▸ **Task to complete**: State how many of the lines below contain the string "this", with uppercase and lowercase letters treated as different. Reply with the number alone.

-- start Available data --

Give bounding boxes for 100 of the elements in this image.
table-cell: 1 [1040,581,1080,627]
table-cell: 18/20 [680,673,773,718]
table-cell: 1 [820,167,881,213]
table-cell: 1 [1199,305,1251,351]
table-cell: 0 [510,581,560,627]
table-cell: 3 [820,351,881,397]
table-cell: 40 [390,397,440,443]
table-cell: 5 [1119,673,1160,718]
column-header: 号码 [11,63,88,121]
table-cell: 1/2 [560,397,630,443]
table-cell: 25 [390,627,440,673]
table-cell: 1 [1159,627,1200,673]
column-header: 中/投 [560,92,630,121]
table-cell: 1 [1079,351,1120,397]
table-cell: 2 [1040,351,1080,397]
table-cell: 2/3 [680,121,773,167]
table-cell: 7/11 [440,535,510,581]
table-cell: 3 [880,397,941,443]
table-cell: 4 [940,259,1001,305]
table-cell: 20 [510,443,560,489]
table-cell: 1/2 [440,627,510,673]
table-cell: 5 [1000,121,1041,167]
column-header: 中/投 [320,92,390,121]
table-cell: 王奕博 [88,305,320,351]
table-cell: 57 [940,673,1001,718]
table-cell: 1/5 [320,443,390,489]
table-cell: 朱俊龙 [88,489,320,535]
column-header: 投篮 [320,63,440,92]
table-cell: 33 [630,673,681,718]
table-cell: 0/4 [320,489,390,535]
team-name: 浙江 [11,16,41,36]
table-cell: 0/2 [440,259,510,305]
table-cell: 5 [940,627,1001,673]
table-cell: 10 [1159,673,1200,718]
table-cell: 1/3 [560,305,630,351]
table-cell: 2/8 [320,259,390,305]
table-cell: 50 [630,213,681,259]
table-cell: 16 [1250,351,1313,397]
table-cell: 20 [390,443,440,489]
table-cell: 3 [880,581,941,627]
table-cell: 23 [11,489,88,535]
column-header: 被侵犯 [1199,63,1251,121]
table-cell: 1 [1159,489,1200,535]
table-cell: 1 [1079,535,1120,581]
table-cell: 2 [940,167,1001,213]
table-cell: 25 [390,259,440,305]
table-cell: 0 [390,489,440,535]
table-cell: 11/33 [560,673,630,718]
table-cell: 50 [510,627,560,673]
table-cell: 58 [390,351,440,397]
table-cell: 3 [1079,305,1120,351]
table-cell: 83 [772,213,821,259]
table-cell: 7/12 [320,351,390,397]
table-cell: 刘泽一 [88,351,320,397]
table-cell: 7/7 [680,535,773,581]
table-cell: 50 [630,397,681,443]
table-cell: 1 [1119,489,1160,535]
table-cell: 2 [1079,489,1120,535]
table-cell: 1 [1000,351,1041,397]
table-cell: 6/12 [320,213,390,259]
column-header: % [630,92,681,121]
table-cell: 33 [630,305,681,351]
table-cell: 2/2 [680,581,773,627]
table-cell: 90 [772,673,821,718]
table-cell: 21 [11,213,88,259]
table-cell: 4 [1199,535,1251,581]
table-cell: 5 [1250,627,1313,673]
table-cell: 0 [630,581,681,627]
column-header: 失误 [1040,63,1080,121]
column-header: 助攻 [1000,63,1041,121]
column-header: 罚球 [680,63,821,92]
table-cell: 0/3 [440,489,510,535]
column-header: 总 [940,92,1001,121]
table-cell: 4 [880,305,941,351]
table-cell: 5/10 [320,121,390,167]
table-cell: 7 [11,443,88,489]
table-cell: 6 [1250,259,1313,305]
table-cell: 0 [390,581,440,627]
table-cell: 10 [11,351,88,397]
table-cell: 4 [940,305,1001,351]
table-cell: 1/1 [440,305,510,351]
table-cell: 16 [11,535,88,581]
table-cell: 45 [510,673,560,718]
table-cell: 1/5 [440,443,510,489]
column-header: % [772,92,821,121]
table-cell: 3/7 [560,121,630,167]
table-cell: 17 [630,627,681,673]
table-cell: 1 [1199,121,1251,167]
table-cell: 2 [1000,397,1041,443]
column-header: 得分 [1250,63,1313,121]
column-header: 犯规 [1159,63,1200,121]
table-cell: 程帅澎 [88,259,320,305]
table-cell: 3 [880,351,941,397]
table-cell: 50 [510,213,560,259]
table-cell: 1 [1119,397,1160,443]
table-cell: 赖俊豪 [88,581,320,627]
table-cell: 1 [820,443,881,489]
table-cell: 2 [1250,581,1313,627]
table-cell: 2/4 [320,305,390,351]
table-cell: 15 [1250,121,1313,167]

-- end Available data --

▸ **Response to the task**: 1